Material for this exercise:
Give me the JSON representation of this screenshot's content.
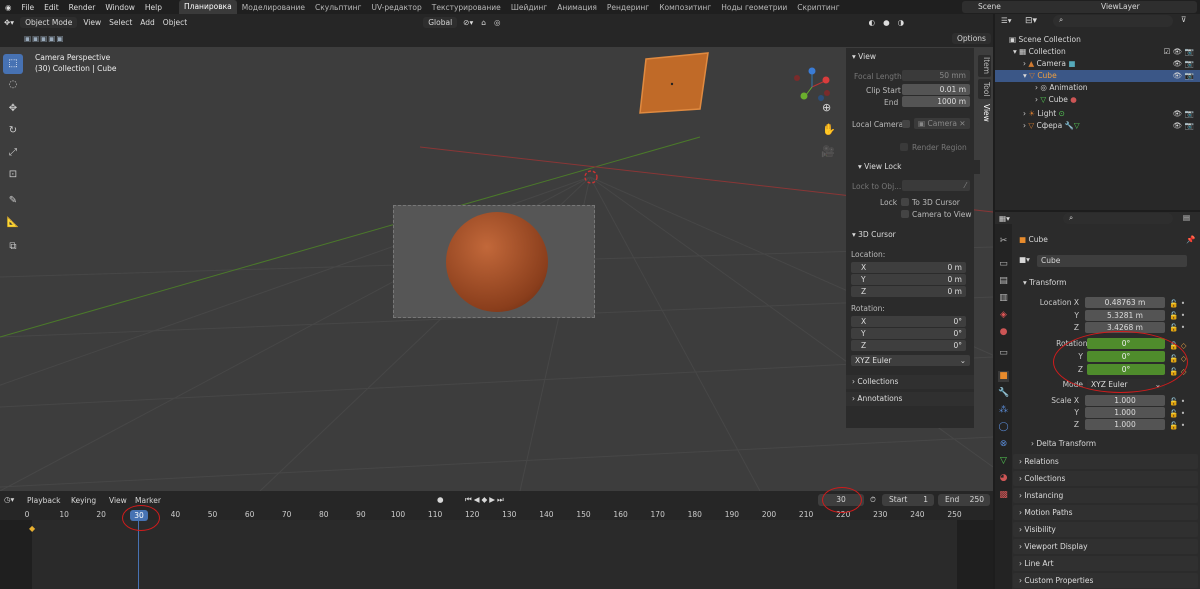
{
  "topbar": {
    "menus": [
      "File",
      "Edit",
      "Render",
      "Window",
      "Help"
    ],
    "workspaces": [
      "Планировка",
      "Моделирование",
      "Скульптинг",
      "UV-редактор",
      "Текстурирование",
      "Шейдинг",
      "Анимация",
      "Рендеринг",
      "Композитинг",
      "Ноды геометрии",
      "Скриптинг"
    ],
    "scene": "Scene",
    "view_layer": "ViewLayer"
  },
  "viewport_header": {
    "mode": "Object Mode",
    "menus": [
      "View",
      "Select",
      "Add",
      "Object"
    ],
    "orientation": "Global",
    "options": "Options"
  },
  "viewport": {
    "camera_label": "Camera Perspective",
    "object_label": "(30) Collection | Cube"
  },
  "npanel": {
    "view_title": "View",
    "focal_label": "Focal Length",
    "focal": "50 mm",
    "clip_start_label": "Clip Start",
    "clip_start": "0.01 m",
    "end_label": "End",
    "clip_end": "1000 m",
    "local_camera_label": "Local Camera",
    "local_camera": "Camera",
    "render_region": "Render Region",
    "view_lock_title": "View Lock",
    "lock_obj_label": "Lock to Obj...",
    "lock_label": "Lock",
    "to_3d_cursor": "To 3D Cursor",
    "camera_to_view": "Camera to View",
    "cursor_title": "3D Cursor",
    "location_label": "Location:",
    "rotation_label": "Rotation:",
    "loc": [
      {
        "a": "X",
        "v": "0 m"
      },
      {
        "a": "Y",
        "v": "0 m"
      },
      {
        "a": "Z",
        "v": "0 m"
      }
    ],
    "rot": [
      {
        "a": "X",
        "v": "0°"
      },
      {
        "a": "Y",
        "v": "0°"
      },
      {
        "a": "Z",
        "v": "0°"
      }
    ],
    "rot_mode": "XYZ Euler",
    "collections": "Collections",
    "annotations": "Annotations",
    "tabs": [
      "Item",
      "Tool",
      "View"
    ]
  },
  "outliner": {
    "rows": [
      "Scene Collection",
      "Collection",
      "Camera",
      "Cube",
      "Animation",
      "Cube",
      "Light",
      "Сфера"
    ]
  },
  "properties": {
    "object_name": "Cube",
    "data_name": "Cube",
    "transform": "Transform",
    "location_label": "Location X",
    "loc": [
      "0.48763 m",
      "5.3281 m",
      "3.4268 m"
    ],
    "rotation_label": "Rotation X",
    "rot": [
      "0°",
      "0°",
      "0°"
    ],
    "mode_label": "Mode",
    "mode": "XYZ Euler",
    "scale_label": "Scale X",
    "scale": [
      "1.000",
      "1.000",
      "1.000"
    ],
    "axis_y": "Y",
    "axis_z": "Z",
    "sections": [
      "Delta Transform",
      "Relations",
      "Collections",
      "Instancing",
      "Motion Paths",
      "Visibility",
      "Viewport Display",
      "Line Art",
      "Custom Properties"
    ]
  },
  "timeline": {
    "menus": [
      "Playback",
      "Keying",
      "View",
      "Marker"
    ],
    "current_frame": "30",
    "start_label": "Start",
    "start": "1",
    "end_label": "End",
    "end": "250",
    "ticks": [
      "0",
      "10",
      "20",
      "30",
      "40",
      "50",
      "60",
      "70",
      "80",
      "90",
      "100",
      "110",
      "120",
      "130",
      "140",
      "150",
      "160",
      "170",
      "180",
      "190",
      "200",
      "210",
      "220",
      "230",
      "240",
      "250"
    ]
  },
  "colors": {
    "accent": "#4772b3",
    "keyframed": "#4f8c2c",
    "annotation": "#d01c1c",
    "object": "#c06a28"
  }
}
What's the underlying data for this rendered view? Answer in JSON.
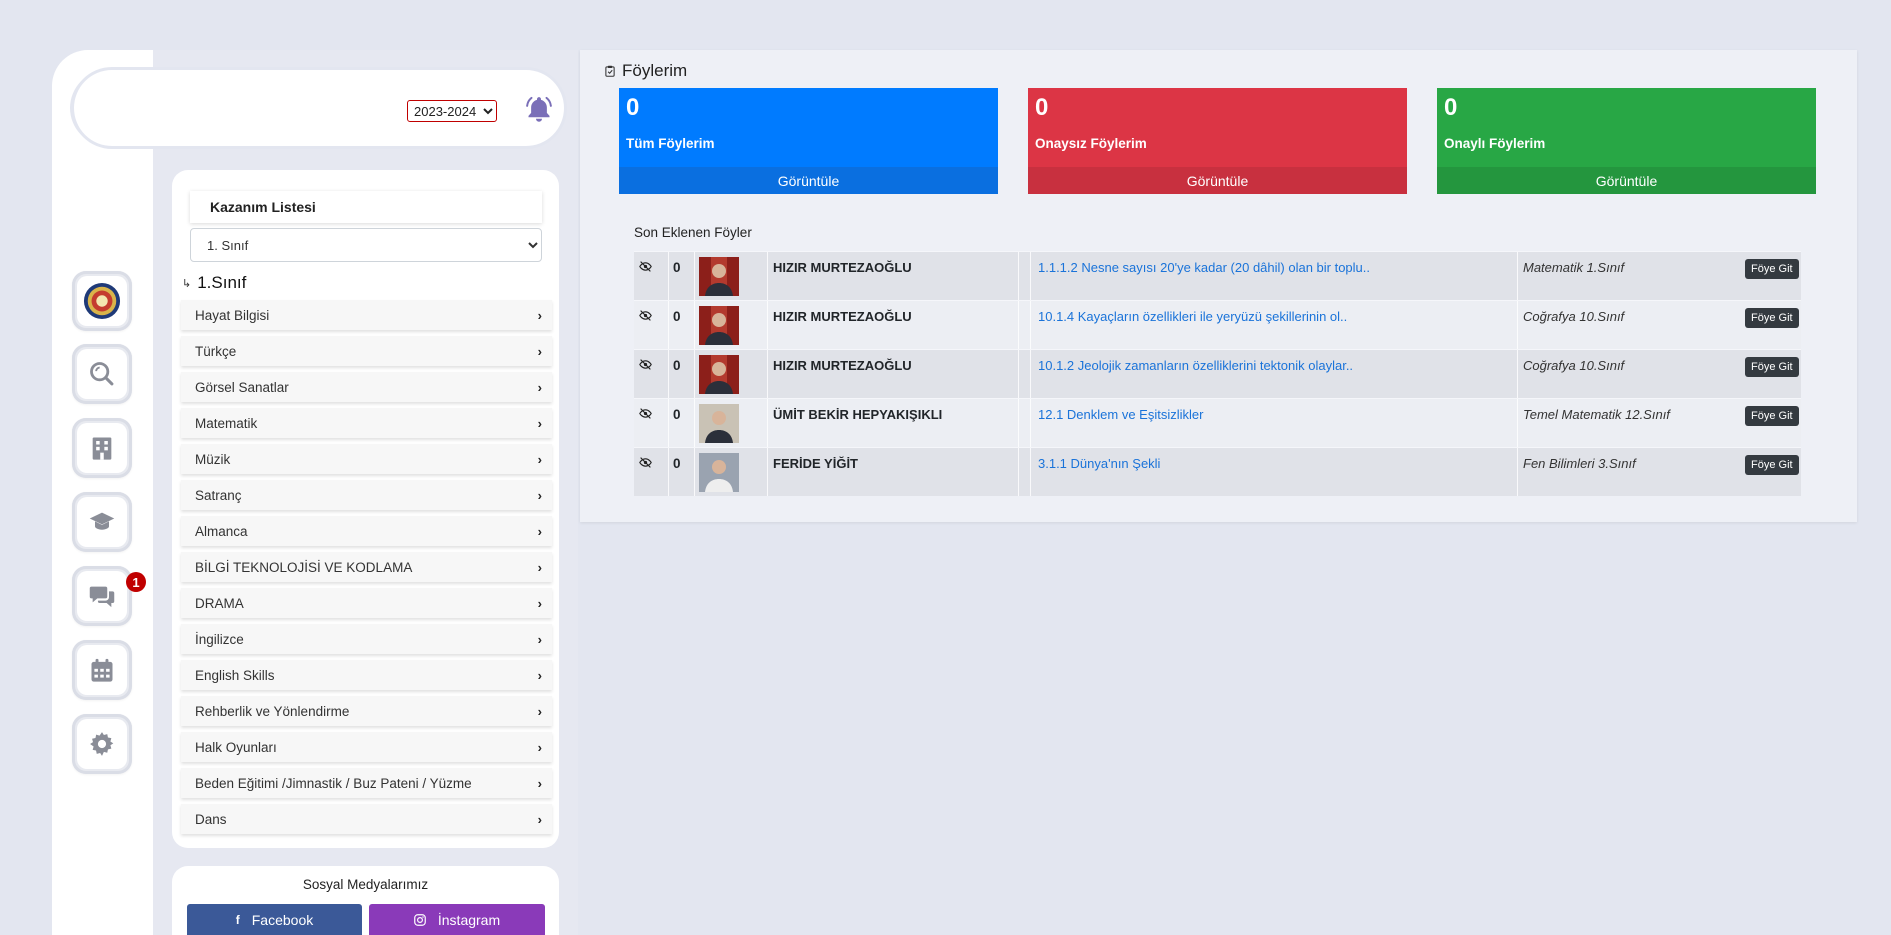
{
  "header": {
    "year_select_value": "2023-2024",
    "bell_icon": "bell-icon"
  },
  "rail": {
    "items": [
      {
        "name": "school-logo",
        "icon": "school-logo-icon"
      },
      {
        "name": "search",
        "icon": "search-icon"
      },
      {
        "name": "institution",
        "icon": "building-icon"
      },
      {
        "name": "education",
        "icon": "graduation-cap-icon"
      },
      {
        "name": "messages",
        "icon": "comments-icon",
        "badge": "1"
      },
      {
        "name": "calendar",
        "icon": "calendar-icon"
      },
      {
        "name": "settings",
        "icon": "gear-icon"
      }
    ]
  },
  "kazanim": {
    "title": "Kazanım Listesi",
    "class_select_value": "1. Sınıf",
    "grade_heading": "1.Sınıf",
    "subjects": [
      "Hayat Bilgisi",
      "Türkçe",
      "Görsel Sanatlar",
      "Matematik",
      "Müzik",
      "Satranç",
      "Almanca",
      "BİLGİ TEKNOLOJİSİ VE KODLAMA",
      "DRAMA",
      "İngilizce",
      "English Skills",
      "Rehberlik ve Yönlendirme",
      "Halk Oyunları",
      "Beden Eğitimi /Jimnastik / Buz Pateni / Yüzme",
      "Dans"
    ]
  },
  "social": {
    "title": "Sosyal Medyalarımız",
    "facebook_label": "Facebook",
    "instagram_label": "İnstagram"
  },
  "foylerim": {
    "title": "Föylerim",
    "cards": [
      {
        "count": "0",
        "label": "Tüm Föylerim",
        "footer": "Görüntüle",
        "color": "#007bff",
        "footer_color": "#0a6fe0"
      },
      {
        "count": "0",
        "label": "Onaysız Föylerim",
        "footer": "Görüntüle",
        "color": "#dc3545",
        "footer_color": "#c8303f"
      },
      {
        "count": "0",
        "label": "Onaylı Föylerim",
        "footer": "Görüntüle",
        "color": "#28a745",
        "footer_color": "#24963e"
      }
    ]
  },
  "recent": {
    "title": "Son Eklenen Föyler",
    "button_label": "Föye Git",
    "rows": [
      {
        "views": "0",
        "author": "HIZIR MURTEZAOĞLU",
        "title": "1.1.1.2 Nesne sayısı 20'ye kadar (20 dâhil) olan bir toplu..",
        "class": "Matematik 1.Sınıf"
      },
      {
        "views": "0",
        "author": "HIZIR MURTEZAOĞLU",
        "title": "10.1.4 Kayaçların özellikleri ile yeryüzü şekillerinin ol..",
        "class": "Coğrafya 10.Sınıf"
      },
      {
        "views": "0",
        "author": "HIZIR MURTEZAOĞLU",
        "title": "10.1.2 Jeolojik zamanların özelliklerini tektonik olaylar..",
        "class": "Coğrafya 10.Sınıf"
      },
      {
        "views": "0",
        "author": "ÜMİT BEKİR HEPYAKIŞIKLI",
        "title": "12.1 Denklem ve Eşitsizlikler",
        "class": "Temel Matematik 12.Sınıf"
      },
      {
        "views": "0",
        "author": "FERİDE YİĞİT",
        "title": "3.1.1 Dünya'nın Şekli",
        "class": "Fen Bilimleri 3.Sınıf"
      }
    ]
  }
}
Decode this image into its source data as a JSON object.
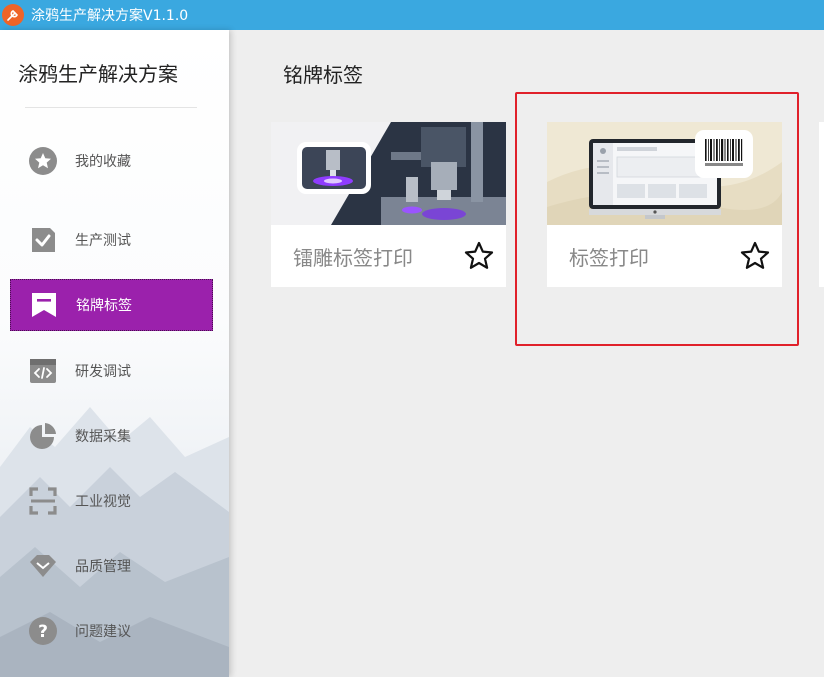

What this task involves: Leave images out of the retyped records; keep all else exact.

Task result:
Give me the JSON representation of this screenshot's content.
{
  "topbar": {
    "menus": [
      "File",
      "Edit",
      "Render",
      "Window",
      "Help"
    ],
    "workspaces": [
      "Планировка",
      "Моделирование",
      "Скульптинг",
      "UV-редактор",
      "Текстурирование",
      "Шейдинг",
      "Анимация",
      "Рендеринг",
      "Композитинг",
      "Ноды геометрии",
      "Скриптинг"
    ],
    "scene": "Scene",
    "view_layer": "ViewLayer"
  },
  "viewport_header": {
    "mode": "Object Mode",
    "menus": [
      "View",
      "Select",
      "Add",
      "Object"
    ],
    "orientation": "Global",
    "options": "Options"
  },
  "viewport": {
    "camera_label": "Camera Perspective",
    "object_label": "(30) Collection | Cube"
  },
  "npanel": {
    "view_title": "View",
    "focal_label": "Focal Length",
    "focal": "50 mm",
    "clip_start_label": "Clip Start",
    "clip_start": "0.01 m",
    "end_label": "End",
    "clip_end": "1000 m",
    "local_camera_label": "Local Camera",
    "local_camera": "Camera",
    "render_region": "Render Region",
    "view_lock_title": "View Lock",
    "lock_obj_label": "Lock to Obj...",
    "lock_label": "Lock",
    "to_3d_cursor": "To 3D Cursor",
    "camera_to_view": "Camera to View",
    "cursor_title": "3D Cursor",
    "location_label": "Location:",
    "rotation_label": "Rotation:",
    "loc": [
      {
        "a": "X",
        "v": "0 m"
      },
      {
        "a": "Y",
        "v": "0 m"
      },
      {
        "a": "Z",
        "v": "0 m"
      }
    ],
    "rot": [
      {
        "a": "X",
        "v": "0°"
      },
      {
        "a": "Y",
        "v": "0°"
      },
      {
        "a": "Z",
        "v": "0°"
      }
    ],
    "rot_mode": "XYZ Euler",
    "collections": "Collections",
    "annotations": "Annotations",
    "tabs": [
      "Item",
      "Tool",
      "View"
    ]
  },
  "outliner": {
    "rows": [
      "Scene Collection",
      "Collection",
      "Camera",
      "Cube",
      "Animation",
      "Cube",
      "Light",
      "Сфера"
    ]
  },
  "properties": {
    "object_name": "Cube",
    "data_name": "Cube",
    "transform": "Transform",
    "location_label": "Location X",
    "loc": [
      "0.48763 m",
      "5.3281 m",
      "3.4268 m"
    ],
    "rotation_label": "Rotation X",
    "rot": [
      "0°",
      "0°",
      "0°"
    ],
    "mode_label": "Mode",
    "mode": "XYZ Euler",
    "scale_label": "Scale X",
    "scale": [
      "1.000",
      "1.000",
      "1.000"
    ],
    "axis_y": "Y",
    "axis_z": "Z",
    "sections": [
      "Delta Transform",
      "Relations",
      "Collections",
      "Instancing",
      "Motion Paths",
      "Visibility",
      "Viewport Display",
      "Line Art",
      "Custom Properties"
    ]
  },
  "timeline": {
    "menus": [
      "Playback",
      "Keying",
      "View",
      "Marker"
    ],
    "current_frame": "30",
    "start_label": "Start",
    "start": "1",
    "end_label": "End",
    "end": "250",
    "ticks": [
      "0",
      "10",
      "20",
      "30",
      "40",
      "50",
      "60",
      "70",
      "80",
      "90",
      "100",
      "110",
      "120",
      "130",
      "140",
      "150",
      "160",
      "170",
      "180",
      "190",
      "200",
      "210",
      "220",
      "230",
      "240",
      "250"
    ]
  },
  "colors": {
    "accent": "#4772b3",
    "keyframed": "#4f8c2c",
    "annotation": "#d01c1c",
    "object": "#c06a28"
  }
}
What's the underlying data for this rendered view? Answer in JSON.
{
  "header": {
    "year_select_value": "2023-2024",
    "bell_icon": "bell-icon"
  },
  "rail": {
    "items": [
      {
        "name": "school-logo",
        "icon": "school-logo-icon"
      },
      {
        "name": "search",
        "icon": "search-icon"
      },
      {
        "name": "institution",
        "icon": "building-icon"
      },
      {
        "name": "education",
        "icon": "graduation-cap-icon"
      },
      {
        "name": "messages",
        "icon": "comments-icon",
        "badge": "1"
      },
      {
        "name": "calendar",
        "icon": "calendar-icon"
      },
      {
        "name": "settings",
        "icon": "gear-icon"
      }
    ]
  },
  "kazanim": {
    "title": "Kazanım Listesi",
    "class_select_value": "1. Sınıf",
    "grade_heading": "1.Sınıf",
    "subjects": [
      "Hayat Bilgisi",
      "Türkçe",
      "Görsel Sanatlar",
      "Matematik",
      "Müzik",
      "Satranç",
      "Almanca",
      "BİLGİ TEKNOLOJİSİ VE KODLAMA",
      "DRAMA",
      "İngilizce",
      "English Skills",
      "Rehberlik ve Yönlendirme",
      "Halk Oyunları",
      "Beden Eğitimi /Jimnastik / Buz Pateni / Yüzme",
      "Dans"
    ]
  },
  "social": {
    "title": "Sosyal Medyalarımız",
    "facebook_label": "Facebook",
    "instagram_label": "İnstagram"
  },
  "foylerim": {
    "title": "Föylerim",
    "cards": [
      {
        "count": "0",
        "label": "Tüm Föylerim",
        "footer": "Görüntüle",
        "color": "#007bff",
        "footer_color": "#0a6fe0"
      },
      {
        "count": "0",
        "label": "Onaysız Föylerim",
        "footer": "Görüntüle",
        "color": "#dc3545",
        "footer_color": "#c8303f"
      },
      {
        "count": "0",
        "label": "Onaylı Föylerim",
        "footer": "Görüntüle",
        "color": "#28a745",
        "footer_color": "#24963e"
      }
    ]
  },
  "recent": {
    "title": "Son Eklenen Föyler",
    "button_label": "Föye Git",
    "rows": [
      {
        "views": "0",
        "author": "HIZIR MURTEZAOĞLU",
        "title": "1.1.1.2 Nesne sayısı 20'ye kadar (20 dâhil) olan bir toplu..",
        "class": "Matematik 1.Sınıf"
      },
      {
        "views": "0",
        "author": "HIZIR MURTEZAOĞLU",
        "title": "10.1.4 Kayaçların özellikleri ile yeryüzü şekillerinin ol..",
        "class": "Coğrafya 10.Sınıf"
      },
      {
        "views": "0",
        "author": "HIZIR MURTEZAOĞLU",
        "title": "10.1.2 Jeolojik zamanların özelliklerini tektonik olaylar..",
        "class": "Coğrafya 10.Sınıf"
      },
      {
        "views": "0",
        "author": "ÜMİT BEKİR HEPYAKIŞIKLI",
        "title": "12.1 Denklem ve Eşitsizlikler",
        "class": "Temel Matematik 12.Sınıf"
      },
      {
        "views": "0",
        "author": "FERİDE YİĞİT",
        "title": "3.1.1 Dünya'nın Şekli",
        "class": "Fen Bilimleri 3.Sınıf"
      }
    ]
  }
}
Decode this image into its source data as a JSON object.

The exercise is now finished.